§ **Problem requirements**:
Filter this material down to the lines that hold "Conditional", copying each one.
※
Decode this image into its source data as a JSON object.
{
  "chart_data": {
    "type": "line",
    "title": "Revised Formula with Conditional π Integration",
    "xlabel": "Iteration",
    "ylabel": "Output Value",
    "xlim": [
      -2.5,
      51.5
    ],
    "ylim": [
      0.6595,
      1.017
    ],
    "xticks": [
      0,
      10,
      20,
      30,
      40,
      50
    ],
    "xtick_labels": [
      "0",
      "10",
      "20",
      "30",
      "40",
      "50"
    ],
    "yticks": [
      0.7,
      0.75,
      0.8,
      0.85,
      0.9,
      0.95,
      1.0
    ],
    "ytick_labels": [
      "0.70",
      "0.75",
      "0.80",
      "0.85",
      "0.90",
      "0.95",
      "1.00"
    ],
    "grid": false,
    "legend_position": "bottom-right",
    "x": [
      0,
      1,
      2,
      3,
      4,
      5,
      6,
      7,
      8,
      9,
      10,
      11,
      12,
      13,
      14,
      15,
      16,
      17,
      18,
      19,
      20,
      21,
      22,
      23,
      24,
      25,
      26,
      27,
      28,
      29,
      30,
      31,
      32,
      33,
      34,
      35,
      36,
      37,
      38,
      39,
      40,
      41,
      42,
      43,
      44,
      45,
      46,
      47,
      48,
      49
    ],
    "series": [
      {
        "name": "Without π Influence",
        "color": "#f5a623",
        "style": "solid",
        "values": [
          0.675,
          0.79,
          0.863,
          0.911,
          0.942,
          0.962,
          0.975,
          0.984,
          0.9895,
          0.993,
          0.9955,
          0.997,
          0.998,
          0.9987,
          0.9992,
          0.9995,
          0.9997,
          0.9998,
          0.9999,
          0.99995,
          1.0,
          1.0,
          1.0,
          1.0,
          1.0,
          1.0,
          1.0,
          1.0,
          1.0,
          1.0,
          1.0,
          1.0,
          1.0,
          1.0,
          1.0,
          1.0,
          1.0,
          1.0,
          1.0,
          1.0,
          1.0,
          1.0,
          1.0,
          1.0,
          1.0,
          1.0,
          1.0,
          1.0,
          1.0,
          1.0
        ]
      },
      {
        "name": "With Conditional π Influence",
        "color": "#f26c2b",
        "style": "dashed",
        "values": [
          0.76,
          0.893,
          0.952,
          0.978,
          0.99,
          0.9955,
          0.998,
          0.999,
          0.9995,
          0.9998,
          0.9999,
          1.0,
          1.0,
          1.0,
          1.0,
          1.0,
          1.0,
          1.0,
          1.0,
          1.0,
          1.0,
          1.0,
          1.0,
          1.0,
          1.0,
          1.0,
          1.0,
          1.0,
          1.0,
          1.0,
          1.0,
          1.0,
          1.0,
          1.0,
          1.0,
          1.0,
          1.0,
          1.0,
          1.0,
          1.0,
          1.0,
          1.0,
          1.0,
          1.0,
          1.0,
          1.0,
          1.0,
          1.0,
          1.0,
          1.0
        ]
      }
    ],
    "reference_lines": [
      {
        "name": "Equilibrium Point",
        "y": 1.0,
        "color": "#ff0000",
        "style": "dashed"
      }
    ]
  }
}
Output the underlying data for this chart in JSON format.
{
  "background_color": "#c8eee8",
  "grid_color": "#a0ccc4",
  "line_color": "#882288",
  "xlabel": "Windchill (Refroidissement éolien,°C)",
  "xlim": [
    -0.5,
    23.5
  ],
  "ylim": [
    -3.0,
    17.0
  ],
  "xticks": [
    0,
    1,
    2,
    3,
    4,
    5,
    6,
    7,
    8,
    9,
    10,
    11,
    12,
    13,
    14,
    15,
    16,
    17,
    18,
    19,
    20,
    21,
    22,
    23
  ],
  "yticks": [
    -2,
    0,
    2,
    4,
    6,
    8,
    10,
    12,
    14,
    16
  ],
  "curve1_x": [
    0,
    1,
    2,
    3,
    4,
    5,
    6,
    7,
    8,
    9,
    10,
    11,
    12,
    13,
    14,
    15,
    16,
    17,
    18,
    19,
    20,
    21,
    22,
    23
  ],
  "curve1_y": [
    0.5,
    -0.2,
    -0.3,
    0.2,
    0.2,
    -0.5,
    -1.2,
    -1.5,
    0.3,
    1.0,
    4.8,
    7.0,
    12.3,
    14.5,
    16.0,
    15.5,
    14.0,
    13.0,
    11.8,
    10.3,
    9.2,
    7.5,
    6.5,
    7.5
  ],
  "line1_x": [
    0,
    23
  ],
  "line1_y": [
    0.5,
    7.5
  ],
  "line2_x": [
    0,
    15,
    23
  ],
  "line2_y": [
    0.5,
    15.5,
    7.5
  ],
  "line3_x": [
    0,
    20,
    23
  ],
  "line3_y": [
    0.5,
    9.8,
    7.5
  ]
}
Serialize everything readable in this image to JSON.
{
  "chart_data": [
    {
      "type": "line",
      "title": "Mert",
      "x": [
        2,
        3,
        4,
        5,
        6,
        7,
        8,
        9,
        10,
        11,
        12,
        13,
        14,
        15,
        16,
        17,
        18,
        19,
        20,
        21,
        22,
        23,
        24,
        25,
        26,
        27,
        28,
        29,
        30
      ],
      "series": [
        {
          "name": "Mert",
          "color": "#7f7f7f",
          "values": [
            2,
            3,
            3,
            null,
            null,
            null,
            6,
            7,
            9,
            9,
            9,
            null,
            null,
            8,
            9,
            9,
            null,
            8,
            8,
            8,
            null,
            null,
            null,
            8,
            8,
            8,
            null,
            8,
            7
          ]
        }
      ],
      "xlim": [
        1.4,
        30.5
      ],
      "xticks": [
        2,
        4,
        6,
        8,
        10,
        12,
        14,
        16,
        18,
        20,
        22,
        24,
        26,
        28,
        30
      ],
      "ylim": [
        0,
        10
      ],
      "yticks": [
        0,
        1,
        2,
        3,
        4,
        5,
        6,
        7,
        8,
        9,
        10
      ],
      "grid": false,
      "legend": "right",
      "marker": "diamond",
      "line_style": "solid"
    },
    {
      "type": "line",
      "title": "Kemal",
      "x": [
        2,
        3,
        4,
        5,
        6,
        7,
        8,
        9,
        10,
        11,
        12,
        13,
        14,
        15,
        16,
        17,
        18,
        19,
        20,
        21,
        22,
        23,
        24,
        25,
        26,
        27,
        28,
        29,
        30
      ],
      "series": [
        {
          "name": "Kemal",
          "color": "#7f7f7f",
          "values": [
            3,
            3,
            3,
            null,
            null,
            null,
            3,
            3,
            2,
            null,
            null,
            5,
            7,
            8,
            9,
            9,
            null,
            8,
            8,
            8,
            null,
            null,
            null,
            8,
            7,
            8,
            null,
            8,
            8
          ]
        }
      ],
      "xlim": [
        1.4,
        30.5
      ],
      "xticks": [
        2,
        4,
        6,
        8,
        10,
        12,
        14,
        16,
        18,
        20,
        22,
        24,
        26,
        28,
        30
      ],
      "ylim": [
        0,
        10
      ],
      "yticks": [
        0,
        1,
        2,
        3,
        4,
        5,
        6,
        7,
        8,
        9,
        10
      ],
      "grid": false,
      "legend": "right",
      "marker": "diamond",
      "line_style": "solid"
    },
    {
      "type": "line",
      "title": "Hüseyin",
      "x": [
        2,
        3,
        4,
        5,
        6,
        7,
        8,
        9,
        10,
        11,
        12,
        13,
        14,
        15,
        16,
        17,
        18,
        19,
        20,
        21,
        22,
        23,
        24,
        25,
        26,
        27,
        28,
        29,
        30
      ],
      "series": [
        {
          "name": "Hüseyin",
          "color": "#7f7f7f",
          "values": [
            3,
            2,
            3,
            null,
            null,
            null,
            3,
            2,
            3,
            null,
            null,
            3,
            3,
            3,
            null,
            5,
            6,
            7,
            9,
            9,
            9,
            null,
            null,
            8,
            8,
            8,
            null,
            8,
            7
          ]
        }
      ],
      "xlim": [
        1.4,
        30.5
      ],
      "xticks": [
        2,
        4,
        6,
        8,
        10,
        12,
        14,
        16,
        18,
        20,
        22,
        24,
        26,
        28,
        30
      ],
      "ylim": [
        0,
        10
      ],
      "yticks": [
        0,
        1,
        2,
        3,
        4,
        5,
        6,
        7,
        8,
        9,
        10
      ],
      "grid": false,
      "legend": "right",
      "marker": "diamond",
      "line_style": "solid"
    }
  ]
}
※
§ **Response to this task**:
    "title": "Revised Formula with Conditional π Integration",
        "name": "With Conditional π Influence",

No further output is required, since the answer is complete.